What is being asked
Copy out the listing exactly.

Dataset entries
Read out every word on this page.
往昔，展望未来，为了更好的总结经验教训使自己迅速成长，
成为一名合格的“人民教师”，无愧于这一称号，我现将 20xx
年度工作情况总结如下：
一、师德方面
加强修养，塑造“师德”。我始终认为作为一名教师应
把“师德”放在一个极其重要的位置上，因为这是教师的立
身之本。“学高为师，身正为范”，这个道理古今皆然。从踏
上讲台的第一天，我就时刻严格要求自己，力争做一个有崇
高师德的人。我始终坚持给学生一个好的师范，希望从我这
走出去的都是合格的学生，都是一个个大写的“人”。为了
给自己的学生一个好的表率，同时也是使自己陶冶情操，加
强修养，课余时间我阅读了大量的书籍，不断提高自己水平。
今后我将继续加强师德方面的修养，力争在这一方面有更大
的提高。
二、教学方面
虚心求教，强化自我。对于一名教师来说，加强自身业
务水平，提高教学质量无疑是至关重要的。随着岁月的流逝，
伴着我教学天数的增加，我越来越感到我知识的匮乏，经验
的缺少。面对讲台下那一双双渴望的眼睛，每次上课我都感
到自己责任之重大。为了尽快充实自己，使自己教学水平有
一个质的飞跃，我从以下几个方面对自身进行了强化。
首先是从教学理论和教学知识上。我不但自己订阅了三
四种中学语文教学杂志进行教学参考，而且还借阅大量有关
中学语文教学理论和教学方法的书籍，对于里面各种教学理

Exercise response
Read out every word on this page.
往昔，展望未来，为了更好的总结经验教训使自己迅速成长，
成为一名合格的“人民教师”，无愧于这一称号，我现将 20xx
年度工作情况总结如下：
一、师德方面
加强修养，塑造“师德”。我始终认为作为一名教师应
把“师德”放在一个极其重要的位置上，因为这是教师的立
身之本。“学高为师，身正为范”，这个道理古今皆然。从踏
上讲台的第一天，我就时刻严格要求自己，力争做一个有崇
高师德的人。我始终坚持给学生一个好的师范，希望从我这
走出去的都是合格的学生，都是一个个大写的“人”。为了
给自己的学生一个好的表率，同时也是使自己陶冶情操，加
强修养，课余时间我阅读了大量的书籍，不断提高自己水平。
今后我将继续加强师德方面的修养，力争在这一方面有更大
的提高。
二、教学方面
虚心求教，强化自我。对于一名教师来说，加强自身业
务水平，提高教学质量无疑是至关重要的。随着岁月的流逝，
伴着我教学天数的增加，我越来越感到我知识的匮乏，经验
的缺少。面对讲台下那一双双渴望的眼睛，每次上课我都感
到自己责任之重大。为了尽快充实自己，使自己教学水平有
一个质的飞跃，我从以下几个方面对自身进行了强化。
首先是从教学理论和教学知识上。我不但自己订阅了三
四种中学语文教学杂志进行教学参考，而且还借阅大量有关
中学语文教学理论和教学方法的书籍，对于里面各种教学理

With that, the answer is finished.